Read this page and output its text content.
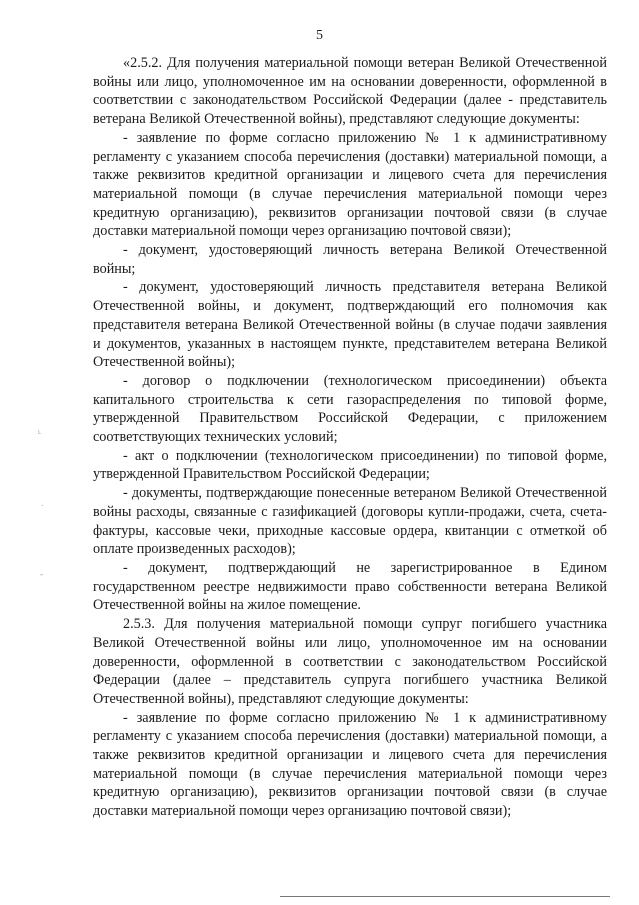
5

«2.5.2. Для получения материальной помощи ветеран Великой Отечественной войны или лицо, уполномоченное им на основании доверенности, оформленной в соответствии с законодательством Российской Федерации (далее - представитель ветерана Великой Отечественной войны), представляют следующие документы:

- заявление по форме согласно приложению № 1 к административному регламенту с указанием способа перечисления (доставки) материальной помощи, а также реквизитов кредитной организации и лицевого счета для перечисления материальной помощи (в случае перечисления материальной помощи через кредитную организацию), реквизитов организации почтовой связи (в случае доставки материальной помощи через организацию почтовой связи);

- документ, удостоверяющий личность ветерана Великой Отечественной войны;

- документ, удостоверяющий личность представителя ветерана Великой Отечественной войны, и документ, подтверждающий его полномочия как представителя ветерана Великой Отечественной войны (в случае подачи заявления и документов, указанных в настоящем пункте, представителем ветерана Великой Отечественной войны);

- договор о подключении (технологическом присоединении) объекта капитального строительства к сети газораспределения по типовой форме, утвержденной Правительством Российской Федерации, с приложением соответствующих технических условий;

- акт о подключении (технологическом присоединении) по типовой форме, утвержденной Правительством Российской Федерации;

- документы, подтверждающие понесенные ветераном Великой Отечественной войны расходы, связанные с газификацией (договоры купли-продажи, счета, счета-фактуры, кассовые чеки, приходные кассовые ордера, квитанции с отметкой об оплате произведенных расходов);

- документ, подтверждающий не зарегистрированное в Едином государственном реестре недвижимости право собственности ветерана Великой Отечественной войны на жилое помещение.

2.5.3. Для получения материальной помощи супруг погибшего участника Великой Отечественной войны или лицо, уполномоченное им на основании доверенности, оформленной в соответствии с законодательством Российской Федерации (далее – представитель супруга погибшего участника Великой Отечественной войны), представляют следующие документы:

- заявление по форме согласно приложению № 1 к административному регламенту с указанием способа перечисления (доставки) материальной помощи, а также реквизитов кредитной организации и лицевого счета для перечисления материальной помощи (в случае перечисления материальной помощи через кредитную организацию), реквизитов организации почтовой связи (в случае доставки материальной помощи через организацию почтовой связи);

ᴸ
˙
-
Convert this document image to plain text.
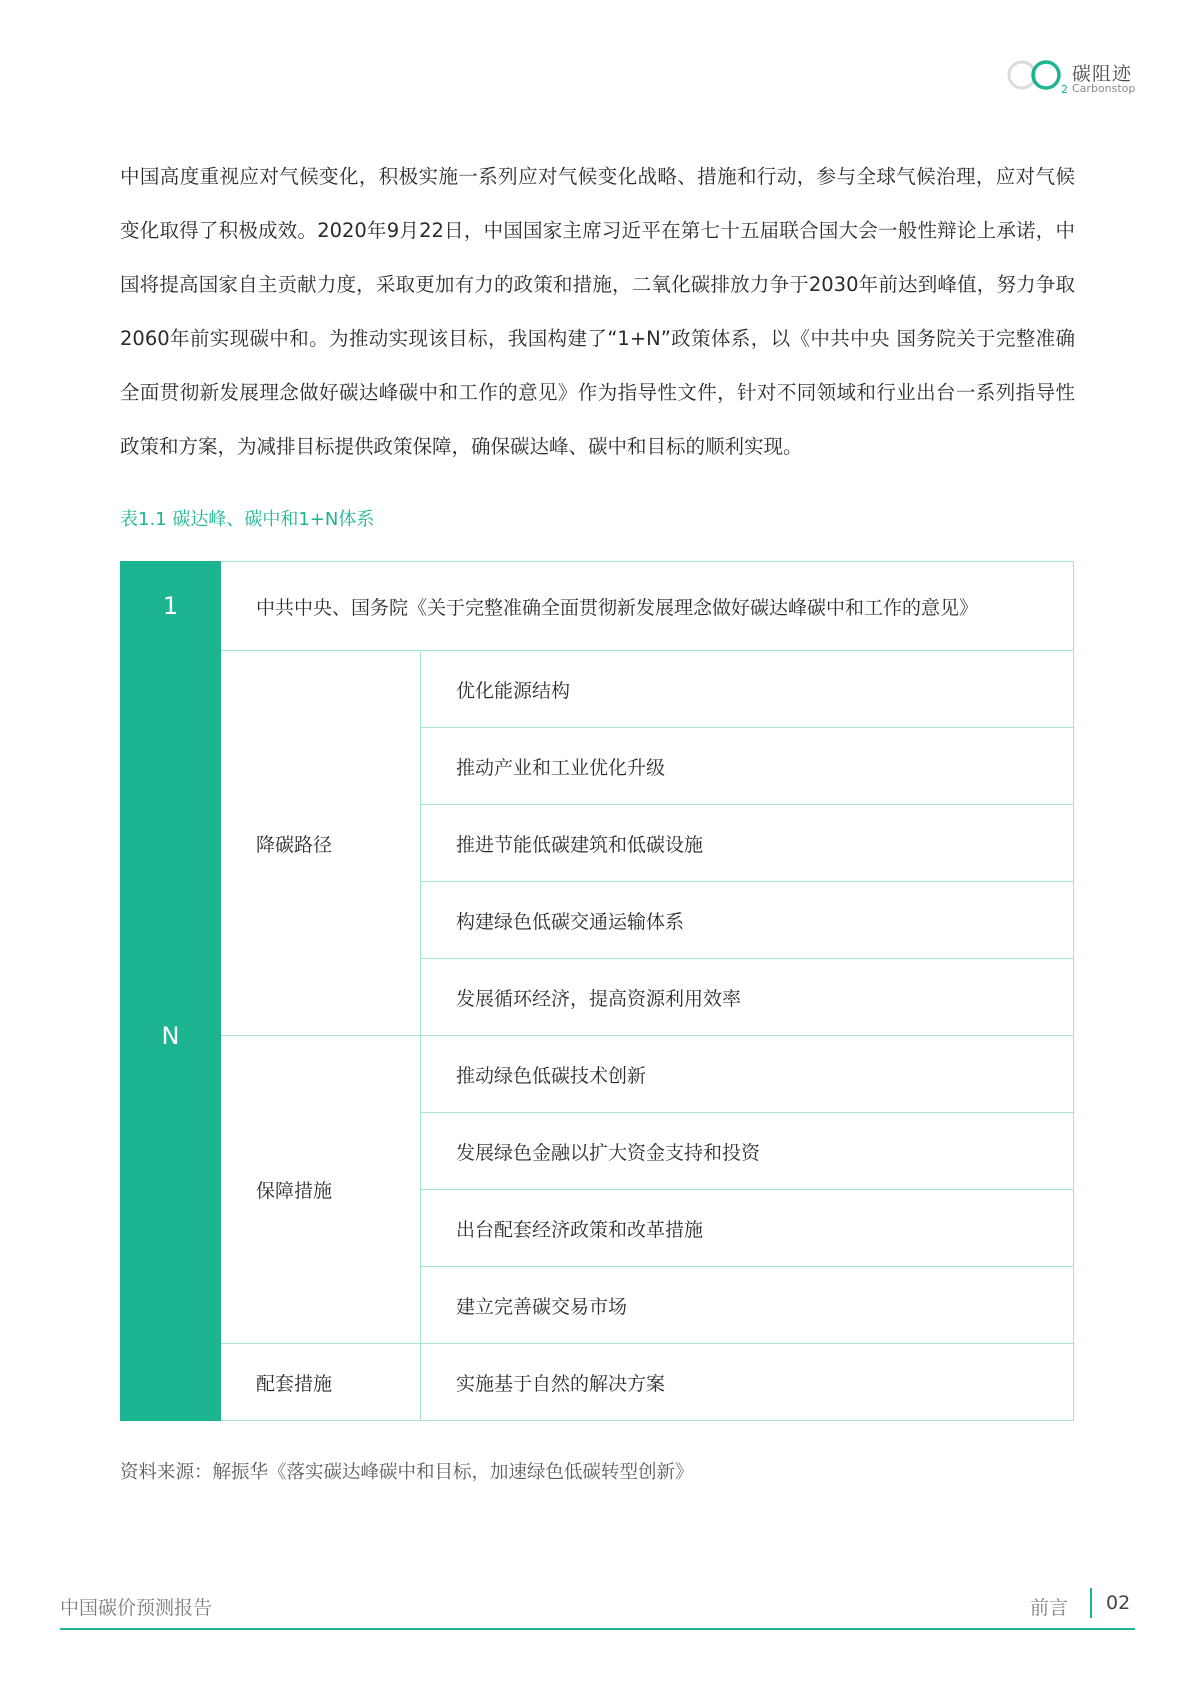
2
碳阻迹
Carbonstop

中国高度重视应对气候变化，积极实施一系列应对气候变化战略、措施和行动，参与全球气候治理，应对气候变化取得了积极成效。2020年9月22日，中国国家主席习近平在第七十五届联合国大会一般性辩论上承诺，中国将提高国家自主贡献力度，采取更加有力的政策和措施，二氧化碳排放力争于2030年前达到峰值，努力争取2060年前实现碳中和。为推动实现该目标，我国构建了“1+N”政策体系，以《中共中央 国务院关于完整准确全面贯彻新发展理念做好碳达峰碳中和工作的意见》作为指导性文件，针对不同领域和行业出台一系列指导性政策和方案，为减排目标提供政策保障，确保碳达峰、碳中和目标的顺利实现。

表1.1 碳达峰、碳中和1+N体系
1	中共中央、国务院《关于完整准确全面贯彻新发展理念做好碳达峰碳中和工作的意见》	
N	降碳路径	优化能源结构
		推动产业和工业优化升级
		推进节能低碳建筑和低碳设施
		构建绿色低碳交通运输体系
		发展循环经济，提高资源利用效率
	保障措施	推动绿色低碳技术创新
		发展绿色金融以扩大资金支持和投资
		出台配套经济政策和改革措施
		建立完善碳交易市场
	配套措施	实施基于自然的解决方案
资料来源：解振华《落实碳达峰碳中和目标，加速绿色低碳转型创新》
中国碳价预测报告	前言 02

········

Reproduce each entry verbatim, excluding any embedded images.

▶ [Complete answer]
Read this page and output its text content.
5

«2.5.2. Для получения материальной помощи ветеран Великой Отечественной войны или лицо, уполномоченное им на основании доверенности, оформленной в соответствии с законодательством Российской Федерации (далее - представитель ветерана Великой Отечественной войны), представляют следующие документы:

- заявление по форме согласно приложению № 1 к административному регламенту с указанием способа перечисления (доставки) материальной помощи, а также реквизитов кредитной организации и лицевого счета для перечисления материальной помощи (в случае перечисления материальной помощи через кредитную организацию), реквизитов организации почтовой связи (в случае доставки материальной помощи через организацию почтовой связи);

- документ, удостоверяющий личность ветерана Великой Отечественной войны;

- документ, удостоверяющий личность представителя ветерана Великой Отечественной войны, и документ, подтверждающий его полномочия как представителя ветерана Великой Отечественной войны (в случае подачи заявления и документов, указанных в настоящем пункте, представителем ветерана Великой Отечественной войны);

- договор о подключении (технологическом присоединении) объекта капитального строительства к сети газораспределения по типовой форме, утвержденной Правительством Российской Федерации, с приложением соответствующих технических условий;

- акт о подключении (технологическом присоединении) по типовой форме, утвержденной Правительством Российской Федерации;

- документы, подтверждающие понесенные ветераном Великой Отечественной войны расходы, связанные с газификацией (договоры купли-продажи, счета, счета-фактуры, кассовые чеки, приходные кассовые ордера, квитанции с отметкой об оплате произведенных расходов);

- документ, подтверждающий не зарегистрированное в Едином государственном реестре недвижимости право собственности ветерана Великой Отечественной войны на жилое помещение.

2.5.3. Для получения материальной помощи супруг погибшего участника Великой Отечественной войны или лицо, уполномоченное им на основании доверенности, оформленной в соответствии с законодательством Российской Федерации (далее – представитель супруга погибшего участника Великой Отечественной войны), представляют следующие документы:

- заявление по форме согласно приложению № 1 к административному регламенту с указанием способа перечисления (доставки) материальной помощи, а также реквизитов кредитной организации и лицевого счета для перечисления материальной помощи (в случае перечисления материальной помощи через кредитную организацию), реквизитов организации почтовой связи (в случае доставки материальной помощи через организацию почтовой связи);

ᴸ
˙
-
Convert this document image to plain text.
2
碳阻迹
Carbonstop

中国高度重视应对气候变化，积极实施一系列应对气候变化战略、措施和行动，参与全球气候治理，应对气候变化取得了积极成效。2020年9月22日，中国国家主席习近平在第七十五届联合国大会一般性辩论上承诺，中国将提高国家自主贡献力度，采取更加有力的政策和措施，二氧化碳排放力争于2030年前达到峰值，努力争取2060年前实现碳中和。为推动实现该目标，我国构建了“1+N”政策体系，以《中共中央 国务院关于完整准确全面贯彻新发展理念做好碳达峰碳中和工作的意见》作为指导性文件，针对不同领域和行业出台一系列指导性政策和方案，为减排目标提供政策保障，确保碳达峰、碳中和目标的顺利实现。

表1.1 碳达峰、碳中和1+N体系
1	中共中央、国务院《关于完整准确全面贯彻新发展理念做好碳达峰碳中和工作的意见》	
N	降碳路径	优化能源结构
		推动产业和工业优化升级
		推进节能低碳建筑和低碳设施
		构建绿色低碳交通运输体系
		发展循环经济，提高资源利用效率
	保障措施	推动绿色低碳技术创新
		发展绿色金融以扩大资金支持和投资
		出台配套经济政策和改革措施
		建立完善碳交易市场
	配套措施	实施基于自然的解决方案
资料来源：解振华《落实碳达峰碳中和目标，加速绿色低碳转型创新》
中国碳价预测报告	前言 02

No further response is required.